**Given request**
Reproduce the entire listing word for word.

---- Records supplied

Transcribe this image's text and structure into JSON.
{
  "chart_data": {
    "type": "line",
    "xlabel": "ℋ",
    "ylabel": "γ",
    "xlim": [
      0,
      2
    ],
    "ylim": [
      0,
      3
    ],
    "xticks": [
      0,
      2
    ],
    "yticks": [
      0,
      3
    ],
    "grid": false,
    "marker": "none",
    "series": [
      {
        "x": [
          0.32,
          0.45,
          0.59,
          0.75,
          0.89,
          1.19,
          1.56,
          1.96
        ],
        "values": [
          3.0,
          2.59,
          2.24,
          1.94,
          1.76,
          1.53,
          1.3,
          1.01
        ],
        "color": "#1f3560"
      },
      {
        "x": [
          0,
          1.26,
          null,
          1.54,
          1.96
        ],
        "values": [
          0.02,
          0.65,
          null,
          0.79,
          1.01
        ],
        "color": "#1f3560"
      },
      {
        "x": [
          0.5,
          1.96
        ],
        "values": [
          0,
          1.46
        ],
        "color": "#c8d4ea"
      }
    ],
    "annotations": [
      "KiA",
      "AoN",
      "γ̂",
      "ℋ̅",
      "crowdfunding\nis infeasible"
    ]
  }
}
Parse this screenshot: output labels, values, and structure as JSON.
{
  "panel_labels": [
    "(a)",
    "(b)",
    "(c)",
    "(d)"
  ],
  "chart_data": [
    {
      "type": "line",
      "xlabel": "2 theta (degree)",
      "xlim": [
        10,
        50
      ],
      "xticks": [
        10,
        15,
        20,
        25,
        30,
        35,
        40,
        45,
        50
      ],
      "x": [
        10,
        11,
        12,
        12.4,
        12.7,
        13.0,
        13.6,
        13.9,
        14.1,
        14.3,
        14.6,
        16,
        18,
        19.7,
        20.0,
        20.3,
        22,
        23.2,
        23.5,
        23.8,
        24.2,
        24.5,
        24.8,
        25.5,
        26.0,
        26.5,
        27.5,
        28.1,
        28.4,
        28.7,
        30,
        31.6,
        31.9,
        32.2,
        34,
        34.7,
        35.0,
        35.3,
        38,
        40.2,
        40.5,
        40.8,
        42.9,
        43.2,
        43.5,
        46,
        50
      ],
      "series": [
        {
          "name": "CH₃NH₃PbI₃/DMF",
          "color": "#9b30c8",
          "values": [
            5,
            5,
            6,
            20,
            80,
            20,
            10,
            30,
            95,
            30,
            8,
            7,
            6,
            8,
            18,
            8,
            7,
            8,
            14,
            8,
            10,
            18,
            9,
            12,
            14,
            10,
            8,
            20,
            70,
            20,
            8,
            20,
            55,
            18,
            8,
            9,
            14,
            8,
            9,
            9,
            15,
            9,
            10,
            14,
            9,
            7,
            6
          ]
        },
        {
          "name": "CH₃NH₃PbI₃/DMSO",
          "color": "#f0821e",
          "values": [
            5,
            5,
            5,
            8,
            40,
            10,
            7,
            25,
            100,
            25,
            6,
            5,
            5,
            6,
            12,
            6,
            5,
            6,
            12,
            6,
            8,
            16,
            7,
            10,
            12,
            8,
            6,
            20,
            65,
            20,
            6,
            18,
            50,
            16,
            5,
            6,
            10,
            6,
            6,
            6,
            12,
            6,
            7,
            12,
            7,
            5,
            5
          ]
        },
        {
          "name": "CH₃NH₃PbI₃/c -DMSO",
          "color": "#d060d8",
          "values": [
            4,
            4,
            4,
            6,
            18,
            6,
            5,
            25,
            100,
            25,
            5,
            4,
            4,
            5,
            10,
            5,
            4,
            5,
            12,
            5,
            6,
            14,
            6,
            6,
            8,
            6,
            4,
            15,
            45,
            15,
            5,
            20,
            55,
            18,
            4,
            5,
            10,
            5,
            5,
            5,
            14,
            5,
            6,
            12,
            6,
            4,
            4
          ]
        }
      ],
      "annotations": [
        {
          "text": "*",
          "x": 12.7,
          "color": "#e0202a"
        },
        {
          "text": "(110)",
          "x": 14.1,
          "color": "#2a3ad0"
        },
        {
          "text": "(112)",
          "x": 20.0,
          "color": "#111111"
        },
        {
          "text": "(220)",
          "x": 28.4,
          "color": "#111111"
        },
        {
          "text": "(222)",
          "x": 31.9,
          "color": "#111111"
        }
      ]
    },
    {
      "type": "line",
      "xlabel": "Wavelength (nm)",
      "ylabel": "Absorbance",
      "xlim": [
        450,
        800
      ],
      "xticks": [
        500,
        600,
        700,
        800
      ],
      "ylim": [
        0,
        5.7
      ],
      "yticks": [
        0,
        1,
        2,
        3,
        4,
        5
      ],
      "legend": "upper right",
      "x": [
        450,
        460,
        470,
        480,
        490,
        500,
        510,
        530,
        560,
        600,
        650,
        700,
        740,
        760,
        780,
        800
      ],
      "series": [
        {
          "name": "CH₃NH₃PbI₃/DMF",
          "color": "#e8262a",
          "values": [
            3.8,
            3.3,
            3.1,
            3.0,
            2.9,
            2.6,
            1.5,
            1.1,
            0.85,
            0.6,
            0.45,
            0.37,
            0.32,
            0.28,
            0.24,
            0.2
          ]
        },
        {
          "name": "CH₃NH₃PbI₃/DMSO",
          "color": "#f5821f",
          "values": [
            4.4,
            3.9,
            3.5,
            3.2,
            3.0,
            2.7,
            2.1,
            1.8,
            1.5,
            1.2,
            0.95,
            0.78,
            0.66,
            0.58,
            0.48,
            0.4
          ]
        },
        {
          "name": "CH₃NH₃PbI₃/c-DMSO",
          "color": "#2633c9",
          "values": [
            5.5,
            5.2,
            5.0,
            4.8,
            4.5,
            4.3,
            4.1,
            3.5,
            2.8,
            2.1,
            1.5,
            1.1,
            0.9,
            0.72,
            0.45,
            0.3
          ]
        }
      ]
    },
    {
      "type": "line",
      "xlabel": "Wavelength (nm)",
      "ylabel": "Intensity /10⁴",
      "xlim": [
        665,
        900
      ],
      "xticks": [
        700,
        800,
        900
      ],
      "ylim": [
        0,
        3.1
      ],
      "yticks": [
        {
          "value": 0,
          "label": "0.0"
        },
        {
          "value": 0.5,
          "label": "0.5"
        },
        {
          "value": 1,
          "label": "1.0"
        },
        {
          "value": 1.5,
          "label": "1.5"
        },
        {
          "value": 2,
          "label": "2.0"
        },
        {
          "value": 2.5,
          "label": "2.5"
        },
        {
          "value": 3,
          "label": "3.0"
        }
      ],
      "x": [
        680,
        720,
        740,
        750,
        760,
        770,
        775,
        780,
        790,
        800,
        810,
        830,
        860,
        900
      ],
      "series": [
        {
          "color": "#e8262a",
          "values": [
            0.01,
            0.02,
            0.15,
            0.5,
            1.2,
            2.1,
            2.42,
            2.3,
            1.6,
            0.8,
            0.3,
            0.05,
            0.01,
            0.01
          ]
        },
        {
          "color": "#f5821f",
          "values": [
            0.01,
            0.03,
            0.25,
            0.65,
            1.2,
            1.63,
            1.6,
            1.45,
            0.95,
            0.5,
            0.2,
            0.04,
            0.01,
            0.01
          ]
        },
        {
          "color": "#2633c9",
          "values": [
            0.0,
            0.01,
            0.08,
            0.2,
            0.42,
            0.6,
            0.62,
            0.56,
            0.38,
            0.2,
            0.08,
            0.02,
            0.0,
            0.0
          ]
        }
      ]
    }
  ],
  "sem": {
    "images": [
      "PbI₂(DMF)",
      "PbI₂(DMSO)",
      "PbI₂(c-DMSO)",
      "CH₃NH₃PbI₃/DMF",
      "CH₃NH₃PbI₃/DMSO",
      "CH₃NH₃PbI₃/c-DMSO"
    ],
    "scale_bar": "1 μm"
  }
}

--------

**Exercise output**
Transcribe this image's text and structure into JSON.
{
  "chart_data": {
    "type": "line",
    "xlabel": "ℋ",
    "ylabel": "γ",
    "xlim": [
      0,
      2
    ],
    "ylim": [
      0,
      3
    ],
    "xticks": [
      0,
      2
    ],
    "yticks": [
      0,
      3
    ],
    "grid": false,
    "marker": "none",
    "series": [
      {
        "x": [
          0.32,
          0.45,
          0.59,
          0.75,
          0.89,
          1.19,
          1.56,
          1.96
        ],
        "values": [
          3.0,
          2.59,
          2.24,
          1.94,
          1.76,
          1.53,
          1.3,
          1.01
        ],
        "color": "#1f3560"
      },
      {
        "x": [
          0,
          1.26,
          null,
          1.54,
          1.96
        ],
        "values": [
          0.02,
          0.65,
          null,
          0.79,
          1.01
        ],
        "color": "#1f3560"
      },
      {
        "x": [
          0.5,
          1.96
        ],
        "values": [
          0,
          1.46
        ],
        "color": "#c8d4ea"
      }
    ],
    "annotations": [
      "KiA",
      "AoN",
      "γ̂",
      "ℋ̅",
      "crowdfunding\nis infeasible"
    ]
  }
}
Parse this screenshot: output labels, values, and structure as JSON.
{
  "panel_labels": [
    "(a)",
    "(b)",
    "(c)",
    "(d)"
  ],
  "chart_data": [
    {
      "type": "line",
      "xlabel": "2 theta (degree)",
      "xlim": [
        10,
        50
      ],
      "xticks": [
        10,
        15,
        20,
        25,
        30,
        35,
        40,
        45,
        50
      ],
      "x": [
        10,
        11,
        12,
        12.4,
        12.7,
        13.0,
        13.6,
        13.9,
        14.1,
        14.3,
        14.6,
        16,
        18,
        19.7,
        20.0,
        20.3,
        22,
        23.2,
        23.5,
        23.8,
        24.2,
        24.5,
        24.8,
        25.5,
        26.0,
        26.5,
        27.5,
        28.1,
        28.4,
        28.7,
        30,
        31.6,
        31.9,
        32.2,
        34,
        34.7,
        35.0,
        35.3,
        38,
        40.2,
        40.5,
        40.8,
        42.9,
        43.2,
        43.5,
        46,
        50
      ],
      "series": [
        {
          "name": "CH₃NH₃PbI₃/DMF",
          "color": "#9b30c8",
          "values": [
            5,
            5,
            6,
            20,
            80,
            20,
            10,
            30,
            95,
            30,
            8,
            7,
            6,
            8,
            18,
            8,
            7,
            8,
            14,
            8,
            10,
            18,
            9,
            12,
            14,
            10,
            8,
            20,
            70,
            20,
            8,
            20,
            55,
            18,
            8,
            9,
            14,
            8,
            9,
            9,
            15,
            9,
            10,
            14,
            9,
            7,
            6
          ]
        },
        {
          "name": "CH₃NH₃PbI₃/DMSO",
          "color": "#f0821e",
          "values": [
            5,
            5,
            5,
            8,
            40,
            10,
            7,
            25,
            100,
            25,
            6,
            5,
            5,
            6,
            12,
            6,
            5,
            6,
            12,
            6,
            8,
            16,
            7,
            10,
            12,
            8,
            6,
            20,
            65,
            20,
            6,
            18,
            50,
            16,
            5,
            6,
            10,
            6,
            6,
            6,
            12,
            6,
            7,
            12,
            7,
            5,
            5
          ]
        },
        {
          "name": "CH₃NH₃PbI₃/c -DMSO",
          "color": "#d060d8",
          "values": [
            4,
            4,
            4,
            6,
            18,
            6,
            5,
            25,
            100,
            25,
            5,
            4,
            4,
            5,
            10,
            5,
            4,
            5,
            12,
            5,
            6,
            14,
            6,
            6,
            8,
            6,
            4,
            15,
            45,
            15,
            5,
            20,
            55,
            18,
            4,
            5,
            10,
            5,
            5,
            5,
            14,
            5,
            6,
            12,
            6,
            4,
            4
          ]
        }
      ],
      "annotations": [
        {
          "text": "*",
          "x": 12.7,
          "color": "#e0202a"
        },
        {
          "text": "(110)",
          "x": 14.1,
          "color": "#2a3ad0"
        },
        {
          "text": "(112)",
          "x": 20.0,
          "color": "#111111"
        },
        {
          "text": "(220)",
          "x": 28.4,
          "color": "#111111"
        },
        {
          "text": "(222)",
          "x": 31.9,
          "color": "#111111"
        }
      ]
    },
    {
      "type": "line",
      "xlabel": "Wavelength (nm)",
      "ylabel": "Absorbance",
      "xlim": [
        450,
        800
      ],
      "xticks": [
        500,
        600,
        700,
        800
      ],
      "ylim": [
        0,
        5.7
      ],
      "yticks": [
        0,
        1,
        2,
        3,
        4,
        5
      ],
      "legend": "upper right",
      "x": [
        450,
        460,
        470,
        480,
        490,
        500,
        510,
        530,
        560,
        600,
        650,
        700,
        740,
        760,
        780,
        800
      ],
      "series": [
        {
          "name": "CH₃NH₃PbI₃/DMF",
          "color": "#e8262a",
          "values": [
            3.8,
            3.3,
            3.1,
            3.0,
            2.9,
            2.6,
            1.5,
            1.1,
            0.85,
            0.6,
            0.45,
            0.37,
            0.32,
            0.28,
            0.24,
            0.2
          ]
        },
        {
          "name": "CH₃NH₃PbI₃/DMSO",
          "color": "#f5821f",
          "values": [
            4.4,
            3.9,
            3.5,
            3.2,
            3.0,
            2.7,
            2.1,
            1.8,
            1.5,
            1.2,
            0.95,
            0.78,
            0.66,
            0.58,
            0.48,
            0.4
          ]
        },
        {
          "name": "CH₃NH₃PbI₃/c-DMSO",
          "color": "#2633c9",
          "values": [
            5.5,
            5.2,
            5.0,
            4.8,
            4.5,
            4.3,
            4.1,
            3.5,
            2.8,
            2.1,
            1.5,
            1.1,
            0.9,
            0.72,
            0.45,
            0.3
          ]
        }
      ]
    },
    {
      "type": "line",
      "xlabel": "Wavelength (nm)",
      "ylabel": "Intensity /10⁴",
      "xlim": [
        665,
        900
      ],
      "xticks": [
        700,
        800,
        900
      ],
      "ylim": [
        0,
        3.1
      ],
      "yticks": [
        {
          "value": 0,
          "label": "0.0"
        },
        {
          "value": 0.5,
          "label": "0.5"
        },
        {
          "value": 1,
          "label": "1.0"
        },
        {
          "value": 1.5,
          "label": "1.5"
        },
        {
          "value": 2,
          "label": "2.0"
        },
        {
          "value": 2.5,
          "label": "2.5"
        },
        {
          "value": 3,
          "label": "3.0"
        }
      ],
      "x": [
        680,
        720,
        740,
        750,
        760,
        770,
        775,
        780,
        790,
        800,
        810,
        830,
        860,
        900
      ],
      "series": [
        {
          "color": "#e8262a",
          "values": [
            0.01,
            0.02,
            0.15,
            0.5,
            1.2,
            2.1,
            2.42,
            2.3,
            1.6,
            0.8,
            0.3,
            0.05,
            0.01,
            0.01
          ]
        },
        {
          "color": "#f5821f",
          "values": [
            0.01,
            0.03,
            0.25,
            0.65,
            1.2,
            1.63,
            1.6,
            1.45,
            0.95,
            0.5,
            0.2,
            0.04,
            0.01,
            0.01
          ]
        },
        {
          "color": "#2633c9",
          "values": [
            0.0,
            0.01,
            0.08,
            0.2,
            0.42,
            0.6,
            0.62,
            0.56,
            0.38,
            0.2,
            0.08,
            0.02,
            0.0,
            0.0
          ]
        }
      ]
    }
  ],
  "sem": {
    "images": [
      "PbI₂(DMF)",
      "PbI₂(DMSO)",
      "PbI₂(c-DMSO)",
      "CH₃NH₃PbI₃/DMF",
      "CH₃NH₃PbI₃/DMSO",
      "CH₃NH₃PbI₃/c-DMSO"
    ],
    "scale_bar": "1 μm"
  }
}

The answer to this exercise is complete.